** Document passage **
■ ■ ■

The continuity assumption of natura non facit saltus can also be seen in Aristotle’s analysis of narrative structure. He states, for example, “plot, being an imitation of an action, must imitate one action and that a whole, if any one of them is displaced or removed, the whole will be disjointed and disturbed” (Aristotle& Butcher, 1997, p. 16). Aristotle’s assumptions of natural causal sequencing were applied to narrative from, which he viewed as ontologically indistinct from nature. This understanding is exemplified in Aristotle’s assertion that proper narrative structure should “resemble a living organism in all its unity” (Aristotle& Butcher, 1997, p. 47). In short, Aristotle puts forth the claim that the pattern of natura non facit saltus is the pattern of natural progression and thus is the natural pattern of dramatic narrative which is a reflection of nature. This concept can also be seen in the aforementioned discussion of the linear, interdependent nature of dramatic plot where each scene evolves from its predecessor.

■ ■ ■

** Set task 1 **
Answer these questions using the passage about Aristotle and narrative structure.
(a) Which page is cited for the quotation stating that plot must imitate one action?
(b) According to Aristotle, what should proper narrative structure resemble?
(c) In the linear, interdependent dramatic plot, what does each scene evolve from?
** Set task 2 **
In the passage about Aristotle and narrative structure, find every phrase that contains the word "natural" and list them.

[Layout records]
■ ■ ■

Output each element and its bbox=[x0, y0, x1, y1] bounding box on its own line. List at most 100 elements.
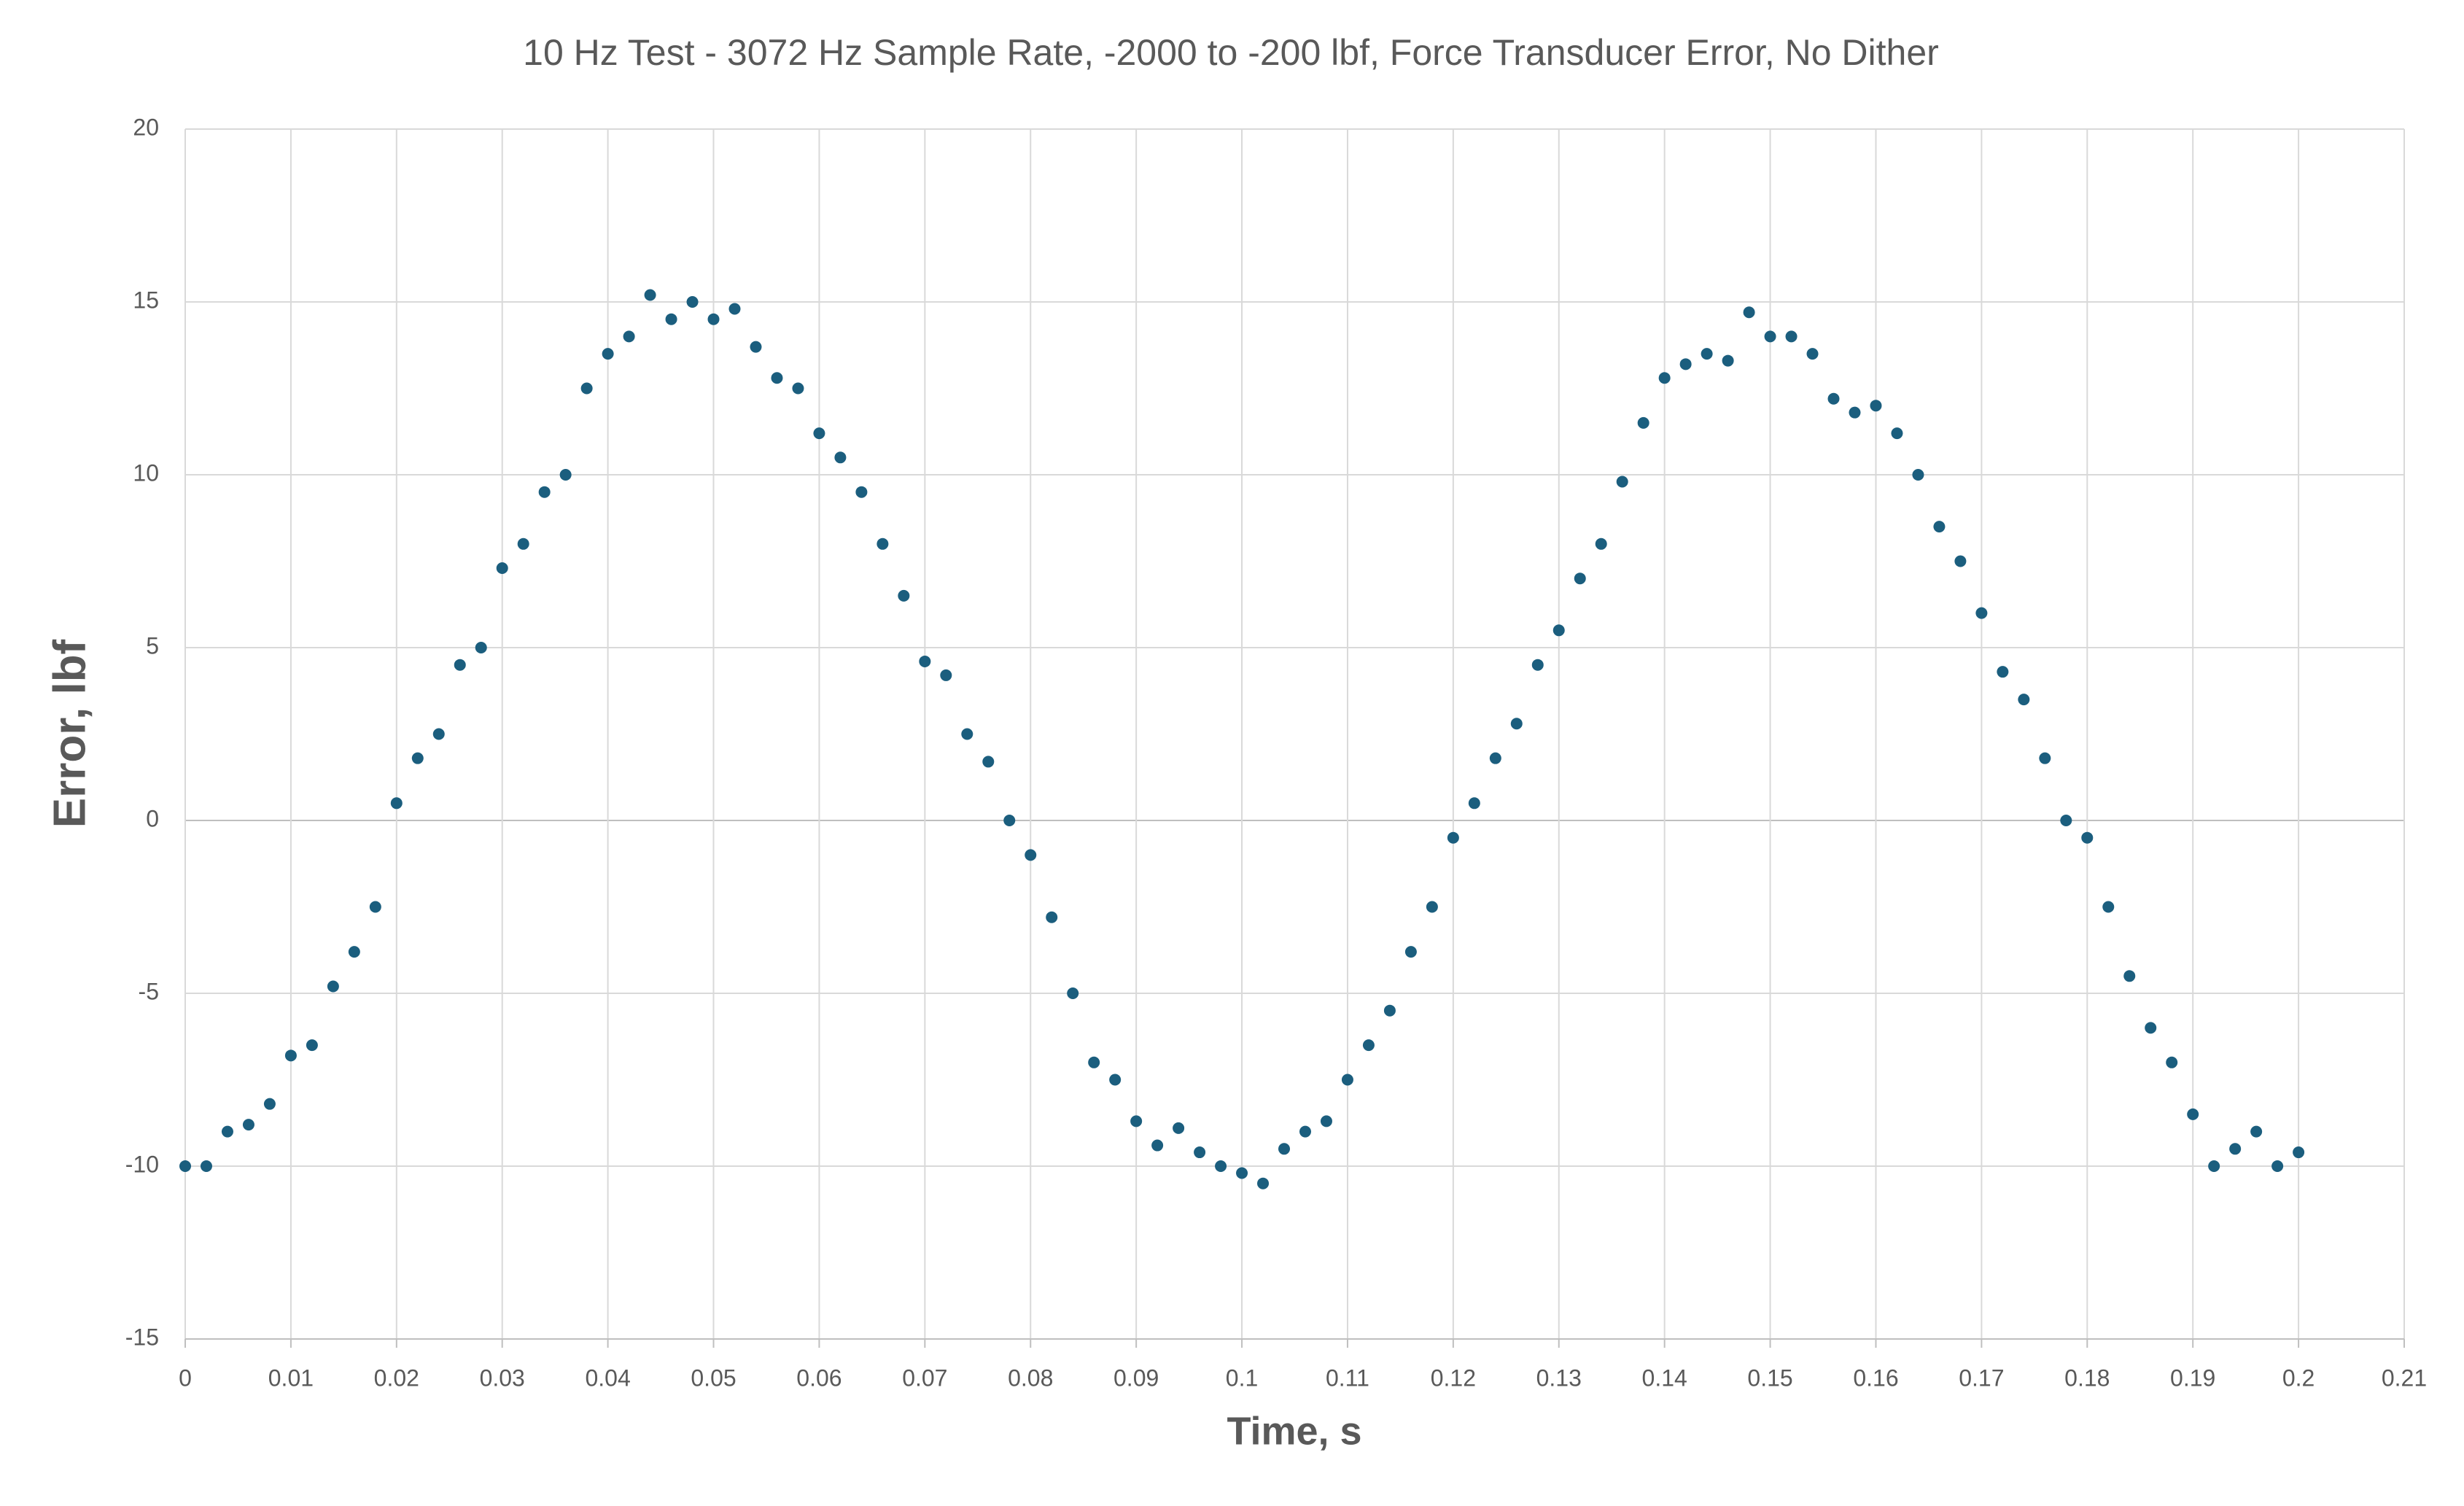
data-point bbox=[496, 562, 508, 574]
x-tick-label: 0.07 bbox=[902, 1365, 947, 1391]
data-point bbox=[1785, 330, 1798, 343]
data-point bbox=[707, 313, 720, 325]
y-tick-label: -10 bbox=[125, 1151, 159, 1177]
data-point bbox=[813, 427, 825, 440]
data-point bbox=[179, 1160, 191, 1172]
data-point bbox=[834, 451, 847, 464]
data-point bbox=[1447, 831, 1459, 844]
x-tick-label: 0.16 bbox=[1853, 1365, 1898, 1391]
data-point bbox=[1404, 946, 1417, 958]
x-axis-title: Time, s bbox=[1227, 1409, 1361, 1453]
data-point bbox=[2250, 1125, 2263, 1138]
chart-title: 10 Hz Test - 3072 Hz Sample Rate, -2000 … bbox=[523, 32, 1939, 73]
data-point bbox=[390, 797, 403, 810]
data-point bbox=[1173, 1122, 1185, 1134]
data-point bbox=[1130, 1115, 1143, 1127]
y-tick-label: 10 bbox=[133, 459, 159, 486]
data-point bbox=[1870, 400, 1882, 412]
data-point bbox=[2293, 1146, 2305, 1159]
data-point bbox=[2060, 815, 2072, 826]
data-point bbox=[369, 901, 381, 913]
data-point bbox=[1658, 372, 1671, 384]
data-point bbox=[1912, 469, 1924, 481]
data-point bbox=[686, 296, 699, 308]
data-point bbox=[1701, 348, 1713, 360]
data-point bbox=[559, 469, 572, 481]
data-point bbox=[348, 946, 360, 958]
data-point bbox=[2271, 1160, 2284, 1172]
x-tick-label: 0.1 bbox=[1226, 1365, 1258, 1391]
x-tick-label: 0 bbox=[179, 1365, 192, 1391]
data-point bbox=[1194, 1146, 1206, 1159]
data-point bbox=[855, 486, 868, 498]
x-tick-label: 0.09 bbox=[1114, 1365, 1159, 1391]
x-tick-label: 0.04 bbox=[585, 1365, 630, 1391]
data-point bbox=[1468, 797, 1480, 810]
data-point bbox=[327, 980, 339, 993]
y-tick-label: 20 bbox=[133, 114, 159, 140]
data-point bbox=[771, 372, 783, 384]
data-point bbox=[517, 537, 529, 550]
data-point bbox=[1552, 624, 1565, 637]
x-tick-label: 0.19 bbox=[2170, 1365, 2215, 1391]
data-point bbox=[1257, 1177, 1270, 1189]
x-tick-label: 0.08 bbox=[1008, 1365, 1053, 1391]
data-point bbox=[1891, 427, 1903, 440]
data-point bbox=[411, 752, 424, 764]
data-point bbox=[1827, 392, 1840, 405]
data-point bbox=[242, 1119, 254, 1131]
data-point bbox=[940, 669, 952, 681]
data-point bbox=[1299, 1125, 1311, 1138]
data-point bbox=[454, 659, 466, 671]
data-point bbox=[1806, 348, 1819, 360]
data-point bbox=[1046, 911, 1058, 923]
data-point bbox=[1510, 718, 1523, 730]
data-point bbox=[2145, 1022, 2157, 1034]
x-tick-label: 0.01 bbox=[268, 1365, 314, 1391]
data-point bbox=[1975, 607, 1988, 619]
data-point bbox=[982, 756, 995, 768]
data-point bbox=[623, 330, 635, 343]
x-tick-label: 0.06 bbox=[796, 1365, 842, 1391]
y-tick-label: 15 bbox=[133, 287, 159, 313]
data-point bbox=[1109, 1074, 1122, 1086]
data-point bbox=[2208, 1160, 2220, 1172]
data-point bbox=[1067, 987, 1079, 999]
data-point bbox=[475, 642, 487, 653]
data-point bbox=[432, 728, 445, 740]
data-point bbox=[2187, 1108, 2199, 1120]
data-point bbox=[665, 313, 677, 325]
data-point bbox=[1215, 1160, 1227, 1172]
data-point bbox=[1849, 406, 1861, 419]
data-point bbox=[1489, 752, 1501, 764]
data-point bbox=[2018, 694, 2030, 706]
data-point bbox=[728, 303, 741, 315]
data-point bbox=[221, 1125, 233, 1138]
data-point bbox=[2123, 970, 2136, 982]
data-point bbox=[1383, 1004, 1396, 1017]
data-point bbox=[1341, 1074, 1353, 1086]
x-tick-label: 0.05 bbox=[691, 1365, 736, 1391]
x-tick-label: 0.14 bbox=[1642, 1365, 1687, 1391]
data-point bbox=[1025, 849, 1037, 861]
x-tick-label: 0.18 bbox=[2064, 1365, 2110, 1391]
y-tick-label: -5 bbox=[139, 978, 159, 1004]
x-tick-label: 0.12 bbox=[1431, 1365, 1476, 1391]
data-point bbox=[2039, 752, 2051, 764]
data-point bbox=[1743, 306, 1755, 319]
data-point bbox=[919, 655, 931, 667]
data-point bbox=[1997, 666, 2009, 678]
data-point bbox=[750, 341, 762, 353]
data-point bbox=[2102, 901, 2115, 913]
data-point bbox=[1320, 1115, 1332, 1127]
data-point bbox=[284, 1049, 297, 1062]
x-tick-label: 0.03 bbox=[480, 1365, 525, 1391]
data-point bbox=[2166, 1056, 2178, 1068]
data-point bbox=[1595, 537, 1607, 550]
data-point bbox=[580, 382, 593, 395]
data-point bbox=[1616, 476, 1628, 488]
data-point bbox=[792, 382, 804, 395]
x-tick-label: 0.02 bbox=[374, 1365, 419, 1391]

■ ■ ■

** Exercise result 1 **
(a) Page 16
(b) A living organism in all its unity
(c) Its predecessor

** Exercise result 2 **
- natural causal sequencing
- natural progression
- natural pattern of dramatic narrative